◆ **What you have to do**
Repeat every entry in the listing below, exactly.

◆ **Data listing**
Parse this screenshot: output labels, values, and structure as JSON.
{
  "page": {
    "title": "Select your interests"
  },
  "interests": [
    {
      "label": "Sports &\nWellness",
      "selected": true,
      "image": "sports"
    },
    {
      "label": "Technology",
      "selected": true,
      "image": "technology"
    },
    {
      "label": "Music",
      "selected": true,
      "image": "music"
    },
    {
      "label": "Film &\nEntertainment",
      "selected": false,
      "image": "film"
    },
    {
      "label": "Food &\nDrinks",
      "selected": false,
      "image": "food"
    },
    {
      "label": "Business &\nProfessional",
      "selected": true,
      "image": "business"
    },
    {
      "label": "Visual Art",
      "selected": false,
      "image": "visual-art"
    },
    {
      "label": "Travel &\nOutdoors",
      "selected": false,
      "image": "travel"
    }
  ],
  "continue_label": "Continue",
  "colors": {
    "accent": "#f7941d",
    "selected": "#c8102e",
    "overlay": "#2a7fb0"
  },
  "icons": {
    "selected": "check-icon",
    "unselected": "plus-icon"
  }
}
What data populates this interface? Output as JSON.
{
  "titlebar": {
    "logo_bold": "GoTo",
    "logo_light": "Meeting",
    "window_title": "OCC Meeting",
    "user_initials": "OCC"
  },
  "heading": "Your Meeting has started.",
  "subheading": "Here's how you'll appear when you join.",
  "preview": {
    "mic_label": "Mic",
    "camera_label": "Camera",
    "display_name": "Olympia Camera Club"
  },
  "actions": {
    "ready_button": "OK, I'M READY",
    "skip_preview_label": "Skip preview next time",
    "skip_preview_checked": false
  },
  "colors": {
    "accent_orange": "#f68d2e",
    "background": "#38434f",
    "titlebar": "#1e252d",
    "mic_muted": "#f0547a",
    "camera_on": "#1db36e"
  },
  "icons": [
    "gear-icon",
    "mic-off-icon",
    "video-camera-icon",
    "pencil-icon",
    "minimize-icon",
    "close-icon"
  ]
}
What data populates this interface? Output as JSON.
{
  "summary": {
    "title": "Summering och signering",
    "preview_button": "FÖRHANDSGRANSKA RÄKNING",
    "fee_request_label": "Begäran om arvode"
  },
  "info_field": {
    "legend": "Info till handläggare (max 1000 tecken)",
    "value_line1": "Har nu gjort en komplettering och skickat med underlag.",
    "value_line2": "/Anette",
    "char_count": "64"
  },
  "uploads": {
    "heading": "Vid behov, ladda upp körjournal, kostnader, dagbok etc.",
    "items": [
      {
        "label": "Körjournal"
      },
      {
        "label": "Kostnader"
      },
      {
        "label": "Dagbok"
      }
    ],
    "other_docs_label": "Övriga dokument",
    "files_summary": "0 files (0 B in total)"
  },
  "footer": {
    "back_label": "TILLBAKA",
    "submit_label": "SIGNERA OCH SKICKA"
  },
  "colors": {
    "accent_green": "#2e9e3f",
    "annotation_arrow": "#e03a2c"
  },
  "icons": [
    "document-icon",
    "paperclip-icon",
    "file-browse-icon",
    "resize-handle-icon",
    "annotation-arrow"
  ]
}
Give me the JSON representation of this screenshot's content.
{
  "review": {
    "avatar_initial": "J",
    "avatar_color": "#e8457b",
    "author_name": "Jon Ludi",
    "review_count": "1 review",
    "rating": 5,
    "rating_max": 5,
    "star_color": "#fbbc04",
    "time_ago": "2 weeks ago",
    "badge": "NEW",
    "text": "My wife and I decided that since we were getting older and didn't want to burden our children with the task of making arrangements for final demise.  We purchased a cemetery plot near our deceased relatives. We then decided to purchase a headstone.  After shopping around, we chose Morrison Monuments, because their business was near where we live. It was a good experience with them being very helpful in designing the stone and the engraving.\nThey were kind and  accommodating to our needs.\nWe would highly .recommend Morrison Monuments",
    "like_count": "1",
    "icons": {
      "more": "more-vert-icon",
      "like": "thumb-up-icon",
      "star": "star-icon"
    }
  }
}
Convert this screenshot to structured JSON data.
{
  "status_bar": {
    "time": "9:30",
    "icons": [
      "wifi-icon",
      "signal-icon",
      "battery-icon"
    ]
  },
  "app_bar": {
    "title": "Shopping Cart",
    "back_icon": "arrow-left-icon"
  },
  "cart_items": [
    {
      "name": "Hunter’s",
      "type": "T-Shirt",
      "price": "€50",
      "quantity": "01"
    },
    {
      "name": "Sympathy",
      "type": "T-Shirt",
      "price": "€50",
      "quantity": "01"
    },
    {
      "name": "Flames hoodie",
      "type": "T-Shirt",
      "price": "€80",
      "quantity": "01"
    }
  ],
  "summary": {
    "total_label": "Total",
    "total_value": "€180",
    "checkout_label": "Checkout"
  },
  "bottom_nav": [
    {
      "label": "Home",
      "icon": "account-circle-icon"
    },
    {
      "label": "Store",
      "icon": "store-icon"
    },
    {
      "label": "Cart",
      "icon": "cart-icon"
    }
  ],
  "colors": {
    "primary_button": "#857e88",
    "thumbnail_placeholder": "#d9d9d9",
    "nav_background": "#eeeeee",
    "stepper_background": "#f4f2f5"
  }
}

◆ **Exercise response**
Parse this screenshot: output labels, values, and structure as JSON.
{
  "page": {
    "title": "Select your interests"
  },
  "interests": [
    {
      "label": "Sports &\nWellness",
      "selected": true,
      "image": "sports"
    },
    {
      "label": "Technology",
      "selected": true,
      "image": "technology"
    },
    {
      "label": "Music",
      "selected": true,
      "image": "music"
    },
    {
      "label": "Film &\nEntertainment",
      "selected": false,
      "image": "film"
    },
    {
      "label": "Food &\nDrinks",
      "selected": false,
      "image": "food"
    },
    {
      "label": "Business &\nProfessional",
      "selected": true,
      "image": "business"
    },
    {
      "label": "Visual Art",
      "selected": false,
      "image": "visual-art"
    },
    {
      "label": "Travel &\nOutdoors",
      "selected": false,
      "image": "travel"
    }
  ],
  "continue_label": "Continue",
  "colors": {
    "accent": "#f7941d",
    "selected": "#c8102e",
    "overlay": "#2a7fb0"
  },
  "icons": {
    "selected": "check-icon",
    "unselected": "plus-icon"
  }
}
What data populates this interface? Output as JSON.
{
  "titlebar": {
    "logo_bold": "GoTo",
    "logo_light": "Meeting",
    "window_title": "OCC Meeting",
    "user_initials": "OCC"
  },
  "heading": "Your Meeting has started.",
  "subheading": "Here's how you'll appear when you join.",
  "preview": {
    "mic_label": "Mic",
    "camera_label": "Camera",
    "display_name": "Olympia Camera Club"
  },
  "actions": {
    "ready_button": "OK, I'M READY",
    "skip_preview_label": "Skip preview next time",
    "skip_preview_checked": false
  },
  "colors": {
    "accent_orange": "#f68d2e",
    "background": "#38434f",
    "titlebar": "#1e252d",
    "mic_muted": "#f0547a",
    "camera_on": "#1db36e"
  },
  "icons": [
    "gear-icon",
    "mic-off-icon",
    "video-camera-icon",
    "pencil-icon",
    "minimize-icon",
    "close-icon"
  ]
}
What data populates this interface? Output as JSON.
{
  "summary": {
    "title": "Summering och signering",
    "preview_button": "FÖRHANDSGRANSKA RÄKNING",
    "fee_request_label": "Begäran om arvode"
  },
  "info_field": {
    "legend": "Info till handläggare (max 1000 tecken)",
    "value_line1": "Har nu gjort en komplettering och skickat med underlag.",
    "value_line2": "/Anette",
    "char_count": "64"
  },
  "uploads": {
    "heading": "Vid behov, ladda upp körjournal, kostnader, dagbok etc.",
    "items": [
      {
        "label": "Körjournal"
      },
      {
        "label": "Kostnader"
      },
      {
        "label": "Dagbok"
      }
    ],
    "other_docs_label": "Övriga dokument",
    "files_summary": "0 files (0 B in total)"
  },
  "footer": {
    "back_label": "TILLBAKA",
    "submit_label": "SIGNERA OCH SKICKA"
  },
  "colors": {
    "accent_green": "#2e9e3f",
    "annotation_arrow": "#e03a2c"
  },
  "icons": [
    "document-icon",
    "paperclip-icon",
    "file-browse-icon",
    "resize-handle-icon",
    "annotation-arrow"
  ]
}
Give me the JSON representation of this screenshot's content.
{
  "review": {
    "avatar_initial": "J",
    "avatar_color": "#e8457b",
    "author_name": "Jon Ludi",
    "review_count": "1 review",
    "rating": 5,
    "rating_max": 5,
    "star_color": "#fbbc04",
    "time_ago": "2 weeks ago",
    "badge": "NEW",
    "text": "My wife and I decided that since we were getting older and didn't want to burden our children with the task of making arrangements for final demise.  We purchased a cemetery plot near our deceased relatives. We then decided to purchase a headstone.  After shopping around, we chose Morrison Monuments, because their business was near where we live. It was a good experience with them being very helpful in designing the stone and the engraving.\nThey were kind and  accommodating to our needs.\nWe would highly .recommend Morrison Monuments",
    "like_count": "1",
    "icons": {
      "more": "more-vert-icon",
      "like": "thumb-up-icon",
      "star": "star-icon"
    }
  }
}
Convert this screenshot to structured JSON data.
{
  "status_bar": {
    "time": "9:30",
    "icons": [
      "wifi-icon",
      "signal-icon",
      "battery-icon"
    ]
  },
  "app_bar": {
    "title": "Shopping Cart",
    "back_icon": "arrow-left-icon"
  },
  "cart_items": [
    {
      "name": "Hunter’s",
      "type": "T-Shirt",
      "price": "€50",
      "quantity": "01"
    },
    {
      "name": "Sympathy",
      "type": "T-Shirt",
      "price": "€50",
      "quantity": "01"
    },
    {
      "name": "Flames hoodie",
      "type": "T-Shirt",
      "price": "€80",
      "quantity": "01"
    }
  ],
  "summary": {
    "total_label": "Total",
    "total_value": "€180",
    "checkout_label": "Checkout"
  },
  "bottom_nav": [
    {
      "label": "Home",
      "icon": "account-circle-icon"
    },
    {
      "label": "Store",
      "icon": "store-icon"
    },
    {
      "label": "Cart",
      "icon": "cart-icon"
    }
  ],
  "colors": {
    "primary_button": "#857e88",
    "thumbnail_placeholder": "#d9d9d9",
    "nav_background": "#eeeeee",
    "stepper_background": "#f4f2f5"
  }
}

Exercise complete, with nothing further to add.